Written problem
Write down every entry below once more, exactly.

Data for the task
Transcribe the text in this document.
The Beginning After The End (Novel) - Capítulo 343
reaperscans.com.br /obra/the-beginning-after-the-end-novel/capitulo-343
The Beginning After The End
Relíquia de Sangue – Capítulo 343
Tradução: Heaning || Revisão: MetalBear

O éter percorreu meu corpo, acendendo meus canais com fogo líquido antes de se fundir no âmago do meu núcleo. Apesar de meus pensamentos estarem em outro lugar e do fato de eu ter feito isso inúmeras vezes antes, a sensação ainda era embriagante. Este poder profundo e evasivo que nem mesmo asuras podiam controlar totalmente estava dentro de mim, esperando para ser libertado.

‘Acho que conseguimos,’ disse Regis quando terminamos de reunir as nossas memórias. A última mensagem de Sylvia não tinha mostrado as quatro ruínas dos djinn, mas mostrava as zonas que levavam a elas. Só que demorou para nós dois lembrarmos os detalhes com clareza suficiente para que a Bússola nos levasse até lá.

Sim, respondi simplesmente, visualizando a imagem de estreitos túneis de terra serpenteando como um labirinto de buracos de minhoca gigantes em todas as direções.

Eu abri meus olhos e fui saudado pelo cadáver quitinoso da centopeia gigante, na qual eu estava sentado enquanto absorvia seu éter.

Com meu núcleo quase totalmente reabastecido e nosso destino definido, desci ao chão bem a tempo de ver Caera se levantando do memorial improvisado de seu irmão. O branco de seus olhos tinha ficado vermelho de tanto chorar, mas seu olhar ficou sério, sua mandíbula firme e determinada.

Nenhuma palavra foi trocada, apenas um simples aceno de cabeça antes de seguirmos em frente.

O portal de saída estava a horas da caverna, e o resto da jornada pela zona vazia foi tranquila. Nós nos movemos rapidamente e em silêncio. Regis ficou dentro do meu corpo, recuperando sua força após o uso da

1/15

Task result
Transcribe the text in this document.
The Beginning After The End (Novel) - Capítulo 343
reaperscans.com.br /obra/the-beginning-after-the-end-novel/capitulo-343
The Beginning After The End
Relíquia de Sangue – Capítulo 343
Tradução: Heaning || Revisão: MetalBear

O éter percorreu meu corpo, acendendo meus canais com fogo líquido antes de se fundir no âmago do meu núcleo. Apesar de meus pensamentos estarem em outro lugar e do fato de eu ter feito isso inúmeras vezes antes, a sensação ainda era embriagante. Este poder profundo e evasivo que nem mesmo asuras podiam controlar totalmente estava dentro de mim, esperando para ser libertado.

‘Acho que conseguimos,’ disse Regis quando terminamos de reunir as nossas memórias. A última mensagem de Sylvia não tinha mostrado as quatro ruínas dos djinn, mas mostrava as zonas que levavam a elas. Só que demorou para nós dois lembrarmos os detalhes com clareza suficiente para que a Bússola nos levasse até lá.

Sim, respondi simplesmente, visualizando a imagem de estreitos túneis de terra serpenteando como um labirinto de buracos de minhoca gigantes em todas as direções.

Eu abri meus olhos e fui saudado pelo cadáver quitinoso da centopeia gigante, na qual eu estava sentado enquanto absorvia seu éter.

Com meu núcleo quase totalmente reabastecido e nosso destino definido, desci ao chão bem a tempo de ver Caera se levantando do memorial improvisado de seu irmão. O branco de seus olhos tinha ficado vermelho de tanto chorar, mas seu olhar ficou sério, sua mandíbula firme e determinada.

Nenhuma palavra foi trocada, apenas um simples aceno de cabeça antes de seguirmos em frente.

O portal de saída estava a horas da caverna, e o resto da jornada pela zona vazia foi tranquila. Nós nos movemos rapidamente e em silêncio. Regis ficou dentro do meu corpo, recuperando sua força após o uso da

1/15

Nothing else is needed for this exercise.